• Problem statement: Return the records word for word. Any pictures in them are not part of the copy.

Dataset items
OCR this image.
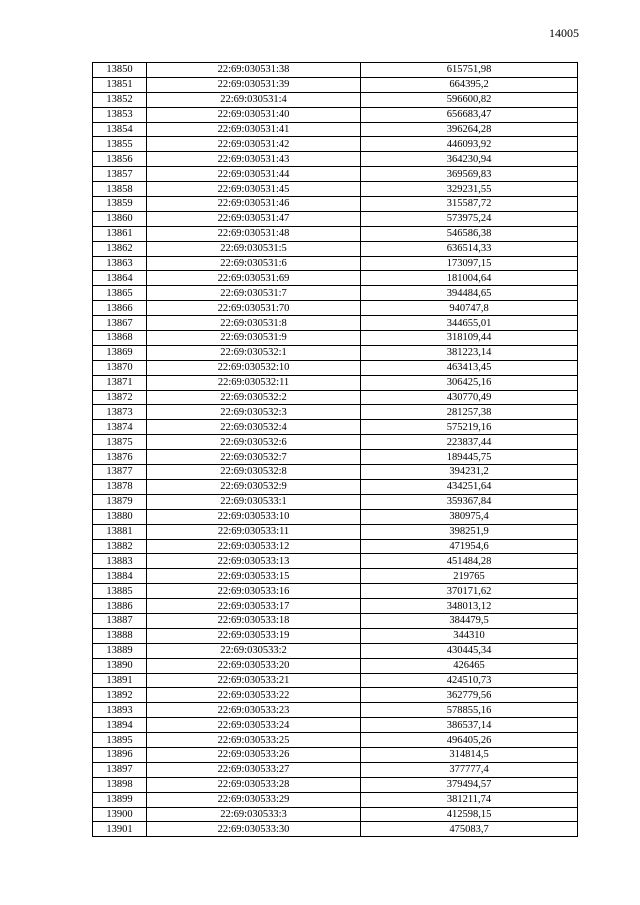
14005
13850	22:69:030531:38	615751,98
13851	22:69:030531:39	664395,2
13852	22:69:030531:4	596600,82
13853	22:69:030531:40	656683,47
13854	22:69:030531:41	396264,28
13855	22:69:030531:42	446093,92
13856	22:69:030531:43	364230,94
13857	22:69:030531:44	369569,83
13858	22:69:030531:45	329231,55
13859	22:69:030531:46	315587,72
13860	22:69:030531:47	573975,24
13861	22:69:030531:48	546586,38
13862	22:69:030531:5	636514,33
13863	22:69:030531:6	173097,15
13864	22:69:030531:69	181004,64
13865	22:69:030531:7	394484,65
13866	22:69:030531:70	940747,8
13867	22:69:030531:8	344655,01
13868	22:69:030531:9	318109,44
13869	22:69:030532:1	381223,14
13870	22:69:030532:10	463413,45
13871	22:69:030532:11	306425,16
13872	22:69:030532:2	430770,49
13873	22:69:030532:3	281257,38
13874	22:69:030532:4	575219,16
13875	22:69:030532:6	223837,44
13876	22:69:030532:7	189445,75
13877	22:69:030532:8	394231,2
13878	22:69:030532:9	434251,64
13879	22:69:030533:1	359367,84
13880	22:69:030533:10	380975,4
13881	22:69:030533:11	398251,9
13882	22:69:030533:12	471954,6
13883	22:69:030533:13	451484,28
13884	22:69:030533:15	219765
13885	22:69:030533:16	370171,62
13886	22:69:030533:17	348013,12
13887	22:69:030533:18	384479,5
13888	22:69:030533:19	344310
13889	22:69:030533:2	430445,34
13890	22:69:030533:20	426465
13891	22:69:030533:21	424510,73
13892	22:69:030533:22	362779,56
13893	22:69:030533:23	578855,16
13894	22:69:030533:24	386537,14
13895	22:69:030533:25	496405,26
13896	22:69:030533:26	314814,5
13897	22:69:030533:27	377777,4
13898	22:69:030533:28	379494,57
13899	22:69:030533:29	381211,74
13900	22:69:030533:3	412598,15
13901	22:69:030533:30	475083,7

• Solution for this task:
OCR this image.
14005
13850	22:69:030531:38	615751,98
13851	22:69:030531:39	664395,2
13852	22:69:030531:4	596600,82
13853	22:69:030531:40	656683,47
13854	22:69:030531:41	396264,28
13855	22:69:030531:42	446093,92
13856	22:69:030531:43	364230,94
13857	22:69:030531:44	369569,83
13858	22:69:030531:45	329231,55
13859	22:69:030531:46	315587,72
13860	22:69:030531:47	573975,24
13861	22:69:030531:48	546586,38
13862	22:69:030531:5	636514,33
13863	22:69:030531:6	173097,15
13864	22:69:030531:69	181004,64
13865	22:69:030531:7	394484,65
13866	22:69:030531:70	940747,8
13867	22:69:030531:8	344655,01
13868	22:69:030531:9	318109,44
13869	22:69:030532:1	381223,14
13870	22:69:030532:10	463413,45
13871	22:69:030532:11	306425,16
13872	22:69:030532:2	430770,49
13873	22:69:030532:3	281257,38
13874	22:69:030532:4	575219,16
13875	22:69:030532:6	223837,44
13876	22:69:030532:7	189445,75
13877	22:69:030532:8	394231,2
13878	22:69:030532:9	434251,64
13879	22:69:030533:1	359367,84
13880	22:69:030533:10	380975,4
13881	22:69:030533:11	398251,9
13882	22:69:030533:12	471954,6
13883	22:69:030533:13	451484,28
13884	22:69:030533:15	219765
13885	22:69:030533:16	370171,62
13886	22:69:030533:17	348013,12
13887	22:69:030533:18	384479,5
13888	22:69:030533:19	344310
13889	22:69:030533:2	430445,34
13890	22:69:030533:20	426465
13891	22:69:030533:21	424510,73
13892	22:69:030533:22	362779,56
13893	22:69:030533:23	578855,16
13894	22:69:030533:24	386537,14
13895	22:69:030533:25	496405,26
13896	22:69:030533:26	314814,5
13897	22:69:030533:27	377777,4
13898	22:69:030533:28	379494,57
13899	22:69:030533:29	381211,74
13900	22:69:030533:3	412598,15
13901	22:69:030533:30	475083,7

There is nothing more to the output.